* SOURCE MATERIAL
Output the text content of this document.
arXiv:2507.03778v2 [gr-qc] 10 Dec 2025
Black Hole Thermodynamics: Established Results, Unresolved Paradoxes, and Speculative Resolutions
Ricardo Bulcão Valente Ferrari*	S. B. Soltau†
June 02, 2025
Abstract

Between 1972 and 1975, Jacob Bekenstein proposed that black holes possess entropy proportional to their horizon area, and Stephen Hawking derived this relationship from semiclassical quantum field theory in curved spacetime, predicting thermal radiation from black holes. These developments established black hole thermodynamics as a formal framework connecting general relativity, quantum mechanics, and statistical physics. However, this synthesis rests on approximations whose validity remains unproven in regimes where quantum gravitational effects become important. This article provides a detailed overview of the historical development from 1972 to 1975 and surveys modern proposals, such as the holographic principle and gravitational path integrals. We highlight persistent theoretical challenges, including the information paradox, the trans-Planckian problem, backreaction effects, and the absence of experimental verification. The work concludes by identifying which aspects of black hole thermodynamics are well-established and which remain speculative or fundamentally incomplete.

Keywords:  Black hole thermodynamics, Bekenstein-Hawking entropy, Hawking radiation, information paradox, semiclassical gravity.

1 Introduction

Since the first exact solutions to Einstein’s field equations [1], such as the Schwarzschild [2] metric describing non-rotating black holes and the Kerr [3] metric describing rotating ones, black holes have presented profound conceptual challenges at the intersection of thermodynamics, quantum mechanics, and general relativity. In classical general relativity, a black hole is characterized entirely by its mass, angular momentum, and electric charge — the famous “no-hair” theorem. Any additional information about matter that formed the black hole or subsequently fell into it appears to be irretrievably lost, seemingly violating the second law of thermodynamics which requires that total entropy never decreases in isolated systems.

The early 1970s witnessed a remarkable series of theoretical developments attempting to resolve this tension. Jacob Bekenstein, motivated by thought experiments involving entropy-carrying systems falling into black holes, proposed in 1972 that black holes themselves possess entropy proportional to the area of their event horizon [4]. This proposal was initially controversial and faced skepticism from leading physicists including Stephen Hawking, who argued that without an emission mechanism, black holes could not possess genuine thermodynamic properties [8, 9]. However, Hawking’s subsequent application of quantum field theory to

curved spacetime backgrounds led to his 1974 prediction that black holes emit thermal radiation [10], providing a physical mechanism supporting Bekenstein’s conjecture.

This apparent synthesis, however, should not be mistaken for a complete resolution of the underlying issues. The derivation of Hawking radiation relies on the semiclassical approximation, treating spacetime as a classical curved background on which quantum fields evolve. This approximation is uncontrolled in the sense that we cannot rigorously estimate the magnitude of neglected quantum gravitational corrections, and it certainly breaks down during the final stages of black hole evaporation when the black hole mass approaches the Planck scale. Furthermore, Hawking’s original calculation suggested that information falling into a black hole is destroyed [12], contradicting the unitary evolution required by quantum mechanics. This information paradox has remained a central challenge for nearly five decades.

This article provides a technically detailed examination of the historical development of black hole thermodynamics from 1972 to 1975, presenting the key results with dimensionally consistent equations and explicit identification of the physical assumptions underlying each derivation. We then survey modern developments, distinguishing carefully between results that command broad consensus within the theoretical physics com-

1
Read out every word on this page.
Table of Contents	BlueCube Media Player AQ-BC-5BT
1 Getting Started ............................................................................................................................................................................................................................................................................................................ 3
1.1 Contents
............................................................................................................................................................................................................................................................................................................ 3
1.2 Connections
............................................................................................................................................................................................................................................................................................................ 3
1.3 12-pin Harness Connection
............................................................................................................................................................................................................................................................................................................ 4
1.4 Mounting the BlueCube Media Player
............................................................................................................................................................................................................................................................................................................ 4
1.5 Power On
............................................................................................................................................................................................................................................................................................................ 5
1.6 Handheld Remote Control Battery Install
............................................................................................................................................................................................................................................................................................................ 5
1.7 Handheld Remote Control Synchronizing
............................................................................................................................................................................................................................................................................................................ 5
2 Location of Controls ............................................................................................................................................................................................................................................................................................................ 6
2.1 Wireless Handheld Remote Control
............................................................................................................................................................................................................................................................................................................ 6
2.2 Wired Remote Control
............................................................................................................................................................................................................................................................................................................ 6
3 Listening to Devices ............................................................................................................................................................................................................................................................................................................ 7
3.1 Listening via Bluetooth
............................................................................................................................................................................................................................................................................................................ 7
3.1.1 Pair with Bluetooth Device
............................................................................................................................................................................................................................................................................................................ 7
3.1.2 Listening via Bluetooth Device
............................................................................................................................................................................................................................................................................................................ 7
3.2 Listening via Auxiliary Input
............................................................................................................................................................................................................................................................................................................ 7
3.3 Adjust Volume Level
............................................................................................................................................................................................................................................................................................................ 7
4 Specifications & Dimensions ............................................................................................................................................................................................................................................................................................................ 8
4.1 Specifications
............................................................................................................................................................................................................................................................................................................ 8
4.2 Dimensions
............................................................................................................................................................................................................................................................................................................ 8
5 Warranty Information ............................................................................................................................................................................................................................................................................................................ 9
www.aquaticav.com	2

* GOAL OF THE EXERCISE
From the entries above, extract each line containing "Dimensions".

* RESPONSE TO THE TASK
4 Specifications & Dimensions ............................................................................................................................................................................................................................................................................................................ 8
4.2 Dimensions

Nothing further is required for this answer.